** Start of Data records **

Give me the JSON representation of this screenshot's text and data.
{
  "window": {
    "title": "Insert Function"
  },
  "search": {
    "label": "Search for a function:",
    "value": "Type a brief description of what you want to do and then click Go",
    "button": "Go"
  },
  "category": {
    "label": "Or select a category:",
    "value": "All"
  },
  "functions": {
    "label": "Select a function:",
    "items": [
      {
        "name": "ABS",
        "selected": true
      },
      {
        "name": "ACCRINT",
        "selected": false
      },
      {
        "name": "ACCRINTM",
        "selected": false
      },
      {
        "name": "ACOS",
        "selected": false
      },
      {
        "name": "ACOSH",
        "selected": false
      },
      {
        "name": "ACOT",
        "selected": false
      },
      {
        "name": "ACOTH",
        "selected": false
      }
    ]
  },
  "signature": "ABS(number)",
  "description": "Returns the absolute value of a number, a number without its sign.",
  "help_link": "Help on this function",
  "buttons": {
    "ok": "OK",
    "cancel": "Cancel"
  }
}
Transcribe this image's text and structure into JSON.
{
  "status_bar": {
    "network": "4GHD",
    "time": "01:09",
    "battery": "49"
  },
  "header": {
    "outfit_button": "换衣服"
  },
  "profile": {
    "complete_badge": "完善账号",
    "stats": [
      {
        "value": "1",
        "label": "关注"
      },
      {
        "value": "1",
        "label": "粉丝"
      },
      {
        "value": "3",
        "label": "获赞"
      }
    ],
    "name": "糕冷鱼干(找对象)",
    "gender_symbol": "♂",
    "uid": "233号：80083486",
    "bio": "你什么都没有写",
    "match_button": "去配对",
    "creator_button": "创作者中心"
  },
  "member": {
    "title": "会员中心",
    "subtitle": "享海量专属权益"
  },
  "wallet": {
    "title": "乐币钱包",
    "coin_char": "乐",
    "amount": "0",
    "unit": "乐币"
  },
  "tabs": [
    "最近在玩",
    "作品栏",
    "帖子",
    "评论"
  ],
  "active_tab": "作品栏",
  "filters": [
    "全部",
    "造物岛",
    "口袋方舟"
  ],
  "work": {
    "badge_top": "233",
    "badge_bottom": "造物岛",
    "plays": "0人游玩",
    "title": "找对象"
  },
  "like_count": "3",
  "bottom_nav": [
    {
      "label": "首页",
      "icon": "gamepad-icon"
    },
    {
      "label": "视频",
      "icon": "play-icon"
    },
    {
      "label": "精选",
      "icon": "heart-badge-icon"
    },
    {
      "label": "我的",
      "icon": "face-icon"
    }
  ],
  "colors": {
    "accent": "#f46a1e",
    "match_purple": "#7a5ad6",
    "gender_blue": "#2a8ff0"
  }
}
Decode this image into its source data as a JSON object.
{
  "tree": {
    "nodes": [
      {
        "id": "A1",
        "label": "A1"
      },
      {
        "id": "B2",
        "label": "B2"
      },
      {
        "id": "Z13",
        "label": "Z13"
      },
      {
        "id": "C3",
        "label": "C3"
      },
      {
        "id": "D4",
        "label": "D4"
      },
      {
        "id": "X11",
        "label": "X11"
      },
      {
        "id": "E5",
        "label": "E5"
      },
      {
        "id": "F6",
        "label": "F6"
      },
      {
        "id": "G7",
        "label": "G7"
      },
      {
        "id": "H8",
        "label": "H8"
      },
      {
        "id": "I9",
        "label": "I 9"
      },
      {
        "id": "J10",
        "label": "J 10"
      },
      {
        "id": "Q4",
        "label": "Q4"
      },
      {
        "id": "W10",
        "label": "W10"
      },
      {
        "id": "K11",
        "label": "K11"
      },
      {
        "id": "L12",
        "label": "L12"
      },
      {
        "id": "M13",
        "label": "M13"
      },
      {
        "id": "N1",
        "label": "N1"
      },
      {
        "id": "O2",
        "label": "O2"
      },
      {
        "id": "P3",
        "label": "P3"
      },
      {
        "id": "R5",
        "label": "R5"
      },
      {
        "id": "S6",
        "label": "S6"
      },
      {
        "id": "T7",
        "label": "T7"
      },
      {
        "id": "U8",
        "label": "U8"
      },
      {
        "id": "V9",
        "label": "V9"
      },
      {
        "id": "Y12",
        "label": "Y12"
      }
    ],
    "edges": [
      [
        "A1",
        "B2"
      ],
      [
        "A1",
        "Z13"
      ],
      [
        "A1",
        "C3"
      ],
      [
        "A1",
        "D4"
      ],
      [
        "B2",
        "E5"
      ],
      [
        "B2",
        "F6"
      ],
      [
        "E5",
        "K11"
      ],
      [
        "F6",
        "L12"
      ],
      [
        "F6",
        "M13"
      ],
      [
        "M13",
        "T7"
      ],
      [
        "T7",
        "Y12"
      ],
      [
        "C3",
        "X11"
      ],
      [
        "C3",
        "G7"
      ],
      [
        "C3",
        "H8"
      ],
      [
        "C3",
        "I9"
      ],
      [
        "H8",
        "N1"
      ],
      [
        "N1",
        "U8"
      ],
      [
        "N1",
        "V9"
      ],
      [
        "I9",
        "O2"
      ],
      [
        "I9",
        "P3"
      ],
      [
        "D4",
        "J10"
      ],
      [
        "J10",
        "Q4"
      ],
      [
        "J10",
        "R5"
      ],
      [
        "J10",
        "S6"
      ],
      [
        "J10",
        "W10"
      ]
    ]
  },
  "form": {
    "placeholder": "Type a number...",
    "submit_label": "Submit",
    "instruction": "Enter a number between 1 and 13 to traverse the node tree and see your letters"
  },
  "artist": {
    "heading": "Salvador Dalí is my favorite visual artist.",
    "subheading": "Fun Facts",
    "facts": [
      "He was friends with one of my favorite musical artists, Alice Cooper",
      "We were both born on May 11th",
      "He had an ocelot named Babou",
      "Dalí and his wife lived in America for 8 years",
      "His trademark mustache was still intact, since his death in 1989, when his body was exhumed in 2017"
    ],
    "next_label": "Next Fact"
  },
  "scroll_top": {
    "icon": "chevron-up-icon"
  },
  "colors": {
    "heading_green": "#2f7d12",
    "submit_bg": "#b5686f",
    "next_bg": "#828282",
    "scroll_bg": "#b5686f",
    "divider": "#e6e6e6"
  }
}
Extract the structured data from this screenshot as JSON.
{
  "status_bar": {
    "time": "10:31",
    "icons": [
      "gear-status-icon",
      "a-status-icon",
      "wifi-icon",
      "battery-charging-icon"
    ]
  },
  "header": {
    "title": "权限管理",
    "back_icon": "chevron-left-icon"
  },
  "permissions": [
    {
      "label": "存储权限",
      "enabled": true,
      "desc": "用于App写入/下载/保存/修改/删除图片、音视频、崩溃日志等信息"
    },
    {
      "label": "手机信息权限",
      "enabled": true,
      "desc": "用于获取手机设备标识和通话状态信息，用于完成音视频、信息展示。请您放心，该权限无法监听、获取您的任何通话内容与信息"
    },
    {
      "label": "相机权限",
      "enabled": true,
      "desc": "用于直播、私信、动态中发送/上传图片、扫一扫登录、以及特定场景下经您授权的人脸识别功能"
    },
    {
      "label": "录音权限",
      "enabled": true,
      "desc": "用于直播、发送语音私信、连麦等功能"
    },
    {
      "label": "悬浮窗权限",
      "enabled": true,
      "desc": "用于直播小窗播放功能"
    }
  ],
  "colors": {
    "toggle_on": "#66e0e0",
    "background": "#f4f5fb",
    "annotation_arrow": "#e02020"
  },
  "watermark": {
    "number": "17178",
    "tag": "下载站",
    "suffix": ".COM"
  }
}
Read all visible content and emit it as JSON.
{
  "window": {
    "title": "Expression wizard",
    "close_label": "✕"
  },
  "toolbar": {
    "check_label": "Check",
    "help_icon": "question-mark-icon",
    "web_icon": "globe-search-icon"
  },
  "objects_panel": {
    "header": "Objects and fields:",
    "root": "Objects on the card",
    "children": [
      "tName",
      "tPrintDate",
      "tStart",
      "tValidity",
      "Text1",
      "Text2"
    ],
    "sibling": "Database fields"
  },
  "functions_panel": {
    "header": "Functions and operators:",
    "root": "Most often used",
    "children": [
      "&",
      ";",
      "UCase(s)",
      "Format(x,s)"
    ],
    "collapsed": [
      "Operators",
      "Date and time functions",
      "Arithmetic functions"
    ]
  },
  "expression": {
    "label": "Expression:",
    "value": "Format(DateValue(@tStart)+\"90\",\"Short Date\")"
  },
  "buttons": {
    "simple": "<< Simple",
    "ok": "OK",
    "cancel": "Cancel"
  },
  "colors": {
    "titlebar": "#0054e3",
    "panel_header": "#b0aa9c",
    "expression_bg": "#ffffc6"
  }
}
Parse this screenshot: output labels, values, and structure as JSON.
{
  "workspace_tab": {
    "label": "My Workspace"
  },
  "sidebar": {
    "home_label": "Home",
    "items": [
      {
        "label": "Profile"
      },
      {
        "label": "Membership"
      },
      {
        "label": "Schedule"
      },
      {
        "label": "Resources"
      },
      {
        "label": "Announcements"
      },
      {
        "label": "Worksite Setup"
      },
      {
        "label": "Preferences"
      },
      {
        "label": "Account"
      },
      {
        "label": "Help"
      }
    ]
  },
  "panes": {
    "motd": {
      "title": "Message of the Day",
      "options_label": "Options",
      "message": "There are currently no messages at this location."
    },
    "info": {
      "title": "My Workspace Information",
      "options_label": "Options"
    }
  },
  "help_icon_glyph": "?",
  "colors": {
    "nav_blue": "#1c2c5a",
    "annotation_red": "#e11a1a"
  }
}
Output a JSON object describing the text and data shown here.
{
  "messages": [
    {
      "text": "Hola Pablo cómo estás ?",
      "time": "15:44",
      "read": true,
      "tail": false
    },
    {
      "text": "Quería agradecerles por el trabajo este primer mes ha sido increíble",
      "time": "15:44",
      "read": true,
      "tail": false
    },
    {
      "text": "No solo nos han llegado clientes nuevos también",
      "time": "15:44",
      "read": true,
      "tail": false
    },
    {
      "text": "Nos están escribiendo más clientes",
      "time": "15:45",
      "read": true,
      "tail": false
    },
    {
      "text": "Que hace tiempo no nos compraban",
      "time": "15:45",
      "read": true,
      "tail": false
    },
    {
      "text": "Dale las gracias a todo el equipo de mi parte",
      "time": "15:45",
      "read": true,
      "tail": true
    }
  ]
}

** End of Data records **

**Work required:**
Say how many lines of the listing above contain "tree", with no other words.

**The answer:**
2